*PROBLEM STATEMENT*: Retype the whole listing below, character for character.
===== DATA IN THIS EXERCISE
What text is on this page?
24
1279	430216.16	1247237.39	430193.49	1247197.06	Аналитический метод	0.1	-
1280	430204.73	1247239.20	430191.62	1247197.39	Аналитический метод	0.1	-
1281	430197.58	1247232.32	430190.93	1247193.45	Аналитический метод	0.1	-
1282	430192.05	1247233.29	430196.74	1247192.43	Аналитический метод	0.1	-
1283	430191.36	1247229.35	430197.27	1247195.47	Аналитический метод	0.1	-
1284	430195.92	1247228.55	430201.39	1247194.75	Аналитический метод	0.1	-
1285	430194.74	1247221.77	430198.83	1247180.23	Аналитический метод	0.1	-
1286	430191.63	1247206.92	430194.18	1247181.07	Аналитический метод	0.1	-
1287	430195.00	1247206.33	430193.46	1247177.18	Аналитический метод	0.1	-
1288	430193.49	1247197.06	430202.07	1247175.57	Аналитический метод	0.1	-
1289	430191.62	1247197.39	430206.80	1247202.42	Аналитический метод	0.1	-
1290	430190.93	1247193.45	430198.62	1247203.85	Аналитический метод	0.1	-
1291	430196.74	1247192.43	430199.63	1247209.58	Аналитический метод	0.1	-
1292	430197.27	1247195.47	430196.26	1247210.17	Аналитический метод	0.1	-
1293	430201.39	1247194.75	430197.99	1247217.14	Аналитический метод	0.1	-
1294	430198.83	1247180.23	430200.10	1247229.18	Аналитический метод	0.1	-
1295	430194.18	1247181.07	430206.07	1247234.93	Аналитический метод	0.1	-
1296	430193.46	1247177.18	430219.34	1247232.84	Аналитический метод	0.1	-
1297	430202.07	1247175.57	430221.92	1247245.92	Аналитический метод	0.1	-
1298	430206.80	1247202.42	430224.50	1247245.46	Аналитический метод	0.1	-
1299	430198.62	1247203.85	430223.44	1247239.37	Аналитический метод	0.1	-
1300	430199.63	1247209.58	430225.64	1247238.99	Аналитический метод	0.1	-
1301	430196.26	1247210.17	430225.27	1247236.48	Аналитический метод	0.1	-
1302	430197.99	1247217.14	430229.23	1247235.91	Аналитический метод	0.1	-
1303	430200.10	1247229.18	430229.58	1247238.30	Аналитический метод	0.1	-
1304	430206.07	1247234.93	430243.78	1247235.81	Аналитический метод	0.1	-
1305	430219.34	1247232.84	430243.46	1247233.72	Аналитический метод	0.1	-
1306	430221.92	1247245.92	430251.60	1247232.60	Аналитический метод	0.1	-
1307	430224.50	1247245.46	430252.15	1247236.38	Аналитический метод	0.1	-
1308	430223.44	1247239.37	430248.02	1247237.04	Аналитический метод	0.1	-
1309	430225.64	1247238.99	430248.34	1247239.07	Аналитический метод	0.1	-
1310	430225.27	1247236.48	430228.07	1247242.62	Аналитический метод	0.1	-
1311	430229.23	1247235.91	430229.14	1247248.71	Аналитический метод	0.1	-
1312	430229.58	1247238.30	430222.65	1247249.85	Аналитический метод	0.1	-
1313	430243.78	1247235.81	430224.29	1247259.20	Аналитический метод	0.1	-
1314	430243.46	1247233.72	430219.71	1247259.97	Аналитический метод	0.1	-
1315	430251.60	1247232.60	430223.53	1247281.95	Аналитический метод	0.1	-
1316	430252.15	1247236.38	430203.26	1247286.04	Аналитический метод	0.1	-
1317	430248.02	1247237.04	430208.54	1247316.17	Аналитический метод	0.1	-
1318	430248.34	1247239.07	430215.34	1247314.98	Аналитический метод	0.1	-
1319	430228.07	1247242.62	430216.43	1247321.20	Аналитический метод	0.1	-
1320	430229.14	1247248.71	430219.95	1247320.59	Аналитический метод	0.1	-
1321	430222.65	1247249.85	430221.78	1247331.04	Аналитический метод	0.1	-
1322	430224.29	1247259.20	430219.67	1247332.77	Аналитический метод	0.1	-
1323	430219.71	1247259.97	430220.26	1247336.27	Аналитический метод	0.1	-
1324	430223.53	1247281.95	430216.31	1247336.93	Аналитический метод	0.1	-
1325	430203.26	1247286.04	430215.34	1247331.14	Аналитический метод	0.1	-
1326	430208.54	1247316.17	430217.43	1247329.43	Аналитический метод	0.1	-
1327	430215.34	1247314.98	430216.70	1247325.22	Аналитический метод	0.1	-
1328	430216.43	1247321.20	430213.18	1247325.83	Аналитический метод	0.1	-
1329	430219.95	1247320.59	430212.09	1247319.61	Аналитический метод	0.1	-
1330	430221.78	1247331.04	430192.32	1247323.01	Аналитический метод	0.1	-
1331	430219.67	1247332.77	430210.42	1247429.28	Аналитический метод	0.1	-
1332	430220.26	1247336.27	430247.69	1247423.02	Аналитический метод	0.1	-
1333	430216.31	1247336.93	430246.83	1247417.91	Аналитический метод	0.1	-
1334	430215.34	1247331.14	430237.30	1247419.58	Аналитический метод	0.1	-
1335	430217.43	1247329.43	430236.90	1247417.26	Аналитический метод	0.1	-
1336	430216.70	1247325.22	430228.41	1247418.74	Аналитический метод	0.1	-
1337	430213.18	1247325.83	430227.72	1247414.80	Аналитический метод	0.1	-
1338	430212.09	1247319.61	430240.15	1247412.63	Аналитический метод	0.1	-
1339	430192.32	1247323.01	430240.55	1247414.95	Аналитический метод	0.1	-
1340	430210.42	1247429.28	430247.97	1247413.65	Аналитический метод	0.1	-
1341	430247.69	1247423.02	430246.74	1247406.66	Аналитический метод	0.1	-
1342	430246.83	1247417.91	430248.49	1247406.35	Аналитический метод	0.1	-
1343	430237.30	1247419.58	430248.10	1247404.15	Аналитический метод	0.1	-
==========
*ANSWER*:
What text is on this page?
24
1279	430216.16	1247237.39	430193.49	1247197.06	Аналитический метод	0.1	-
1280	430204.73	1247239.20	430191.62	1247197.39	Аналитический метод	0.1	-
1281	430197.58	1247232.32	430190.93	1247193.45	Аналитический метод	0.1	-
1282	430192.05	1247233.29	430196.74	1247192.43	Аналитический метод	0.1	-
1283	430191.36	1247229.35	430197.27	1247195.47	Аналитический метод	0.1	-
1284	430195.92	1247228.55	430201.39	1247194.75	Аналитический метод	0.1	-
1285	430194.74	1247221.77	430198.83	1247180.23	Аналитический метод	0.1	-
1286	430191.63	1247206.92	430194.18	1247181.07	Аналитический метод	0.1	-
1287	430195.00	1247206.33	430193.46	1247177.18	Аналитический метод	0.1	-
1288	430193.49	1247197.06	430202.07	1247175.57	Аналитический метод	0.1	-
1289	430191.62	1247197.39	430206.80	1247202.42	Аналитический метод	0.1	-
1290	430190.93	1247193.45	430198.62	1247203.85	Аналитический метод	0.1	-
1291	430196.74	1247192.43	430199.63	1247209.58	Аналитический метод	0.1	-
1292	430197.27	1247195.47	430196.26	1247210.17	Аналитический метод	0.1	-
1293	430201.39	1247194.75	430197.99	1247217.14	Аналитический метод	0.1	-
1294	430198.83	1247180.23	430200.10	1247229.18	Аналитический метод	0.1	-
1295	430194.18	1247181.07	430206.07	1247234.93	Аналитический метод	0.1	-
1296	430193.46	1247177.18	430219.34	1247232.84	Аналитический метод	0.1	-
1297	430202.07	1247175.57	430221.92	1247245.92	Аналитический метод	0.1	-
1298	430206.80	1247202.42	430224.50	1247245.46	Аналитический метод	0.1	-
1299	430198.62	1247203.85	430223.44	1247239.37	Аналитический метод	0.1	-
1300	430199.63	1247209.58	430225.64	1247238.99	Аналитический метод	0.1	-
1301	430196.26	1247210.17	430225.27	1247236.48	Аналитический метод	0.1	-
1302	430197.99	1247217.14	430229.23	1247235.91	Аналитический метод	0.1	-
1303	430200.10	1247229.18	430229.58	1247238.30	Аналитический метод	0.1	-
1304	430206.07	1247234.93	430243.78	1247235.81	Аналитический метод	0.1	-
1305	430219.34	1247232.84	430243.46	1247233.72	Аналитический метод	0.1	-
1306	430221.92	1247245.92	430251.60	1247232.60	Аналитический метод	0.1	-
1307	430224.50	1247245.46	430252.15	1247236.38	Аналитический метод	0.1	-
1308	430223.44	1247239.37	430248.02	1247237.04	Аналитический метод	0.1	-
1309	430225.64	1247238.99	430248.34	1247239.07	Аналитический метод	0.1	-
1310	430225.27	1247236.48	430228.07	1247242.62	Аналитический метод	0.1	-
1311	430229.23	1247235.91	430229.14	1247248.71	Аналитический метод	0.1	-
1312	430229.58	1247238.30	430222.65	1247249.85	Аналитический метод	0.1	-
1313	430243.78	1247235.81	430224.29	1247259.20	Аналитический метод	0.1	-
1314	430243.46	1247233.72	430219.71	1247259.97	Аналитический метод	0.1	-
1315	430251.60	1247232.60	430223.53	1247281.95	Аналитический метод	0.1	-
1316	430252.15	1247236.38	430203.26	1247286.04	Аналитический метод	0.1	-
1317	430248.02	1247237.04	430208.54	1247316.17	Аналитический метод	0.1	-
1318	430248.34	1247239.07	430215.34	1247314.98	Аналитический метод	0.1	-
1319	430228.07	1247242.62	430216.43	1247321.20	Аналитический метод	0.1	-
1320	430229.14	1247248.71	430219.95	1247320.59	Аналитический метод	0.1	-
1321	430222.65	1247249.85	430221.78	1247331.04	Аналитический метод	0.1	-
1322	430224.29	1247259.20	430219.67	1247332.77	Аналитический метод	0.1	-
1323	430219.71	1247259.97	430220.26	1247336.27	Аналитический метод	0.1	-
1324	430223.53	1247281.95	430216.31	1247336.93	Аналитический метод	0.1	-
1325	430203.26	1247286.04	430215.34	1247331.14	Аналитический метод	0.1	-
1326	430208.54	1247316.17	430217.43	1247329.43	Аналитический метод	0.1	-
1327	430215.34	1247314.98	430216.70	1247325.22	Аналитический метод	0.1	-
1328	430216.43	1247321.20	430213.18	1247325.83	Аналитический метод	0.1	-
1329	430219.95	1247320.59	430212.09	1247319.61	Аналитический метод	0.1	-
1330	430221.78	1247331.04	430192.32	1247323.01	Аналитический метод	0.1	-
1331	430219.67	1247332.77	430210.42	1247429.28	Аналитический метод	0.1	-
1332	430220.26	1247336.27	430247.69	1247423.02	Аналитический метод	0.1	-
1333	430216.31	1247336.93	430246.83	1247417.91	Аналитический метод	0.1	-
1334	430215.34	1247331.14	430237.30	1247419.58	Аналитический метод	0.1	-
1335	430217.43	1247329.43	430236.90	1247417.26	Аналитический метод	0.1	-
1336	430216.70	1247325.22	430228.41	1247418.74	Аналитический метод	0.1	-
1337	430213.18	1247325.83	430227.72	1247414.80	Аналитический метод	0.1	-
1338	430212.09	1247319.61	430240.15	1247412.63	Аналитический метод	0.1	-
1339	430192.32	1247323.01	430240.55	1247414.95	Аналитический метод	0.1	-
1340	430210.42	1247429.28	430247.97	1247413.65	Аналитический метод	0.1	-
1341	430247.69	1247423.02	430246.74	1247406.66	Аналитический метод	0.1	-
1342	430246.83	1247417.91	430248.49	1247406.35	Аналитический метод	0.1	-
1343	430237.30	1247419.58	430248.10	1247404.15	Аналитический метод	0.1	-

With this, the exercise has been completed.